# EXERCISE TASK
Where a line contains the string "values", copy that line.
--- begin DATA SUPPLIED ---
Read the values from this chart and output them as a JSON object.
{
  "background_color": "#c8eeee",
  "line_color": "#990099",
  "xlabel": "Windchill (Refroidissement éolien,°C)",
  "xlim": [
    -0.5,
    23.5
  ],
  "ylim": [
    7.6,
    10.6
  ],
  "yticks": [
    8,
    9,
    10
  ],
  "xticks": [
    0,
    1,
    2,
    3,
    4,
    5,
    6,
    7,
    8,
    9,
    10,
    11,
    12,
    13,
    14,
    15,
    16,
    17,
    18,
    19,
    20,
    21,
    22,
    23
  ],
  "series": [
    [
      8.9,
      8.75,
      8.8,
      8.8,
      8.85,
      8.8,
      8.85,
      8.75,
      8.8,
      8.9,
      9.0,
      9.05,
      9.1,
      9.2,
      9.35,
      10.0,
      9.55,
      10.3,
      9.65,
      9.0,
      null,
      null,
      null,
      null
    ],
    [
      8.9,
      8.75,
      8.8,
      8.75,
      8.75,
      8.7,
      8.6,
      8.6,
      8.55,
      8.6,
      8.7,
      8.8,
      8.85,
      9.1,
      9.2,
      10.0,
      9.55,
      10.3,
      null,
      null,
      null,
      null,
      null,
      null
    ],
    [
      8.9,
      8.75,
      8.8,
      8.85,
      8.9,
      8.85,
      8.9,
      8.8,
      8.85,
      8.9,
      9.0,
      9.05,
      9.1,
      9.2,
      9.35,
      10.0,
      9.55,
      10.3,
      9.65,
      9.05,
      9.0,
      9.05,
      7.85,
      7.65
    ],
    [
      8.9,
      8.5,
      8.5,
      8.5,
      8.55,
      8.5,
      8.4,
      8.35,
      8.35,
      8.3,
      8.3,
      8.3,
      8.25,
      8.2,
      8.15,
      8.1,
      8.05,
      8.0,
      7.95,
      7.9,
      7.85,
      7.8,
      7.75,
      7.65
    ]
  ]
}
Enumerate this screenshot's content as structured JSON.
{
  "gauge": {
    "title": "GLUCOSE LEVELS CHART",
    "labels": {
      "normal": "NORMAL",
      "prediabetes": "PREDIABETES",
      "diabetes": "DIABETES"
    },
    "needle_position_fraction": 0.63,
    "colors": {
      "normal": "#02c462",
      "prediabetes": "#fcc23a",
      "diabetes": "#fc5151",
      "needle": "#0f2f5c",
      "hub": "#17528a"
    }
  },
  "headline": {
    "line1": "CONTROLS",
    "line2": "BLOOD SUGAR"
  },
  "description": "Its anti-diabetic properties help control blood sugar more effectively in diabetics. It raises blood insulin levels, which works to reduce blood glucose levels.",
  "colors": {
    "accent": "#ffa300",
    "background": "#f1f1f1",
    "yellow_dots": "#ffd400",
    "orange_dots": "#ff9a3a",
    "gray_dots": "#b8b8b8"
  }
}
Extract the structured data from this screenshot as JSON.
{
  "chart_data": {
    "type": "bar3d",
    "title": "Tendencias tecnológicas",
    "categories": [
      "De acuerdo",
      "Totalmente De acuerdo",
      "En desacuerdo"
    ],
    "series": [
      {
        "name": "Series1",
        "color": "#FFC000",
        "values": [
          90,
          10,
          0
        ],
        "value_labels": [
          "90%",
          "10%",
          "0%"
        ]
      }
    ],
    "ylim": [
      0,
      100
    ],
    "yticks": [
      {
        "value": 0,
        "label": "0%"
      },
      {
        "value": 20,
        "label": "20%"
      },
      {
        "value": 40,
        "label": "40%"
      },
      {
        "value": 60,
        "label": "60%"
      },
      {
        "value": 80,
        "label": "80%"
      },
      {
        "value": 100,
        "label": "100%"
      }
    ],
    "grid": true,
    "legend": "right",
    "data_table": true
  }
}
--- end DATA SUPPLIED ---
# FULL SOLUTION
Read the values from this chart and output them as a JSON object.
        "values": [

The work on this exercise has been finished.